▶ Stated goal:
Make an exact copy of all the records.

▶ Data supplied:
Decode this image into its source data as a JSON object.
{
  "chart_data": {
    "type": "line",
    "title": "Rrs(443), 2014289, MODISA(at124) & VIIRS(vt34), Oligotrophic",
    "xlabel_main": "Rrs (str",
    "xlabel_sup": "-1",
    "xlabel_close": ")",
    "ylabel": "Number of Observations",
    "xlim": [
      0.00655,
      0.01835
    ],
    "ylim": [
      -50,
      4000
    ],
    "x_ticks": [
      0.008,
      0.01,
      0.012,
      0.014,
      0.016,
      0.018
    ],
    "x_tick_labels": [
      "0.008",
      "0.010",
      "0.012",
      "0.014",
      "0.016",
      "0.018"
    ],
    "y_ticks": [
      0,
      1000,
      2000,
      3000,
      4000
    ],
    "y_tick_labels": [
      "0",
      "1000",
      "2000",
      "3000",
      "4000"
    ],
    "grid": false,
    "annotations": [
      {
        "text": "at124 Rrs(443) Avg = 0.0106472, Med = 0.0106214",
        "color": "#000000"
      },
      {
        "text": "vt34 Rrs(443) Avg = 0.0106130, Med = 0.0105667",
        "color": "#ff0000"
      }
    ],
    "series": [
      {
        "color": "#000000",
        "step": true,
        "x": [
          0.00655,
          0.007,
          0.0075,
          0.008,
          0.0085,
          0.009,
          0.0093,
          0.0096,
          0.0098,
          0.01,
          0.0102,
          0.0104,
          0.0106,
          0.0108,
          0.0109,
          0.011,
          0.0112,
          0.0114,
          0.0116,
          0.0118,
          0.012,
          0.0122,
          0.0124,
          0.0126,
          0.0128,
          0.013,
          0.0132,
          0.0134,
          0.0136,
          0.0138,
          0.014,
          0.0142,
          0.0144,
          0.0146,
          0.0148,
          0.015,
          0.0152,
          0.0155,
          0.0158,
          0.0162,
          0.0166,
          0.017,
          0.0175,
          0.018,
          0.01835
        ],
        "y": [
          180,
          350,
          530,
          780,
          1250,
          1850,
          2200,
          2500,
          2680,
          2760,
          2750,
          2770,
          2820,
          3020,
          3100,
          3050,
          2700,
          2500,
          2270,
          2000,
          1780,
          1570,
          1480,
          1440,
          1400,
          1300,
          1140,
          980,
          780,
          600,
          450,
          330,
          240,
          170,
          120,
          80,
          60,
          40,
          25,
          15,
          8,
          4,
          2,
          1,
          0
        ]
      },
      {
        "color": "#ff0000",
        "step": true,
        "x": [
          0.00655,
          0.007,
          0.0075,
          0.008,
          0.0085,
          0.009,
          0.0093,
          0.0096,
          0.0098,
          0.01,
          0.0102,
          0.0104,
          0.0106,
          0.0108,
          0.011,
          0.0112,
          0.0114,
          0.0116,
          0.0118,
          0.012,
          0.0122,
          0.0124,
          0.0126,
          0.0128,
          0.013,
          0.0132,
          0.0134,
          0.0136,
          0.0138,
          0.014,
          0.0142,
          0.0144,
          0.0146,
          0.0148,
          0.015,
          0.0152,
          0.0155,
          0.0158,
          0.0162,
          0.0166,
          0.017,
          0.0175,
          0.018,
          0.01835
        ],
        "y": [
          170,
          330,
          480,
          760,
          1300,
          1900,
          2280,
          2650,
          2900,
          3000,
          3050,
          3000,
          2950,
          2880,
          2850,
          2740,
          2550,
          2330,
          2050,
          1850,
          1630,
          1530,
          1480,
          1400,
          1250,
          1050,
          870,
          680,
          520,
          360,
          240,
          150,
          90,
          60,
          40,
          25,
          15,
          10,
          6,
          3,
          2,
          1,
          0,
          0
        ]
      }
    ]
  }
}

▶ Written answer:
Decode this image into its source data as a JSON object.
{
  "chart_data": {
    "type": "line",
    "title": "Rrs(443), 2014289, MODISA(at124) & VIIRS(vt34), Oligotrophic",
    "xlabel_main": "Rrs (str",
    "xlabel_sup": "-1",
    "xlabel_close": ")",
    "ylabel": "Number of Observations",
    "xlim": [
      0.00655,
      0.01835
    ],
    "ylim": [
      -50,
      4000
    ],
    "x_ticks": [
      0.008,
      0.01,
      0.012,
      0.014,
      0.016,
      0.018
    ],
    "x_tick_labels": [
      "0.008",
      "0.010",
      "0.012",
      "0.014",
      "0.016",
      "0.018"
    ],
    "y_ticks": [
      0,
      1000,
      2000,
      3000,
      4000
    ],
    "y_tick_labels": [
      "0",
      "1000",
      "2000",
      "3000",
      "4000"
    ],
    "grid": false,
    "annotations": [
      {
        "text": "at124 Rrs(443) Avg = 0.0106472, Med = 0.0106214",
        "color": "#000000"
      },
      {
        "text": "vt34 Rrs(443) Avg = 0.0106130, Med = 0.0105667",
        "color": "#ff0000"
      }
    ],
    "series": [
      {
        "color": "#000000",
        "step": true,
        "x": [
          0.00655,
          0.007,
          0.0075,
          0.008,
          0.0085,
          0.009,
          0.0093,
          0.0096,
          0.0098,
          0.01,
          0.0102,
          0.0104,
          0.0106,
          0.0108,
          0.0109,
          0.011,
          0.0112,
          0.0114,
          0.0116,
          0.0118,
          0.012,
          0.0122,
          0.0124,
          0.0126,
          0.0128,
          0.013,
          0.0132,
          0.0134,
          0.0136,
          0.0138,
          0.014,
          0.0142,
          0.0144,
          0.0146,
          0.0148,
          0.015,
          0.0152,
          0.0155,
          0.0158,
          0.0162,
          0.0166,
          0.017,
          0.0175,
          0.018,
          0.01835
        ],
        "y": [
          180,
          350,
          530,
          780,
          1250,
          1850,
          2200,
          2500,
          2680,
          2760,
          2750,
          2770,
          2820,
          3020,
          3100,
          3050,
          2700,
          2500,
          2270,
          2000,
          1780,
          1570,
          1480,
          1440,
          1400,
          1300,
          1140,
          980,
          780,
          600,
          450,
          330,
          240,
          170,
          120,
          80,
          60,
          40,
          25,
          15,
          8,
          4,
          2,
          1,
          0
        ]
      },
      {
        "color": "#ff0000",
        "step": true,
        "x": [
          0.00655,
          0.007,
          0.0075,
          0.008,
          0.0085,
          0.009,
          0.0093,
          0.0096,
          0.0098,
          0.01,
          0.0102,
          0.0104,
          0.0106,
          0.0108,
          0.011,
          0.0112,
          0.0114,
          0.0116,
          0.0118,
          0.012,
          0.0122,
          0.0124,
          0.0126,
          0.0128,
          0.013,
          0.0132,
          0.0134,
          0.0136,
          0.0138,
          0.014,
          0.0142,
          0.0144,
          0.0146,
          0.0148,
          0.015,
          0.0152,
          0.0155,
          0.0158,
          0.0162,
          0.0166,
          0.017,
          0.0175,
          0.018,
          0.01835
        ],
        "y": [
          170,
          330,
          480,
          760,
          1300,
          1900,
          2280,
          2650,
          2900,
          3000,
          3050,
          3000,
          2950,
          2880,
          2850,
          2740,
          2550,
          2330,
          2050,
          1850,
          1630,
          1530,
          1480,
          1400,
          1250,
          1050,
          870,
          680,
          520,
          360,
          240,
          150,
          90,
          60,
          40,
          25,
          15,
          10,
          6,
          3,
          2,
          1,
          0,
          0
        ]
      }
    ]
  }
}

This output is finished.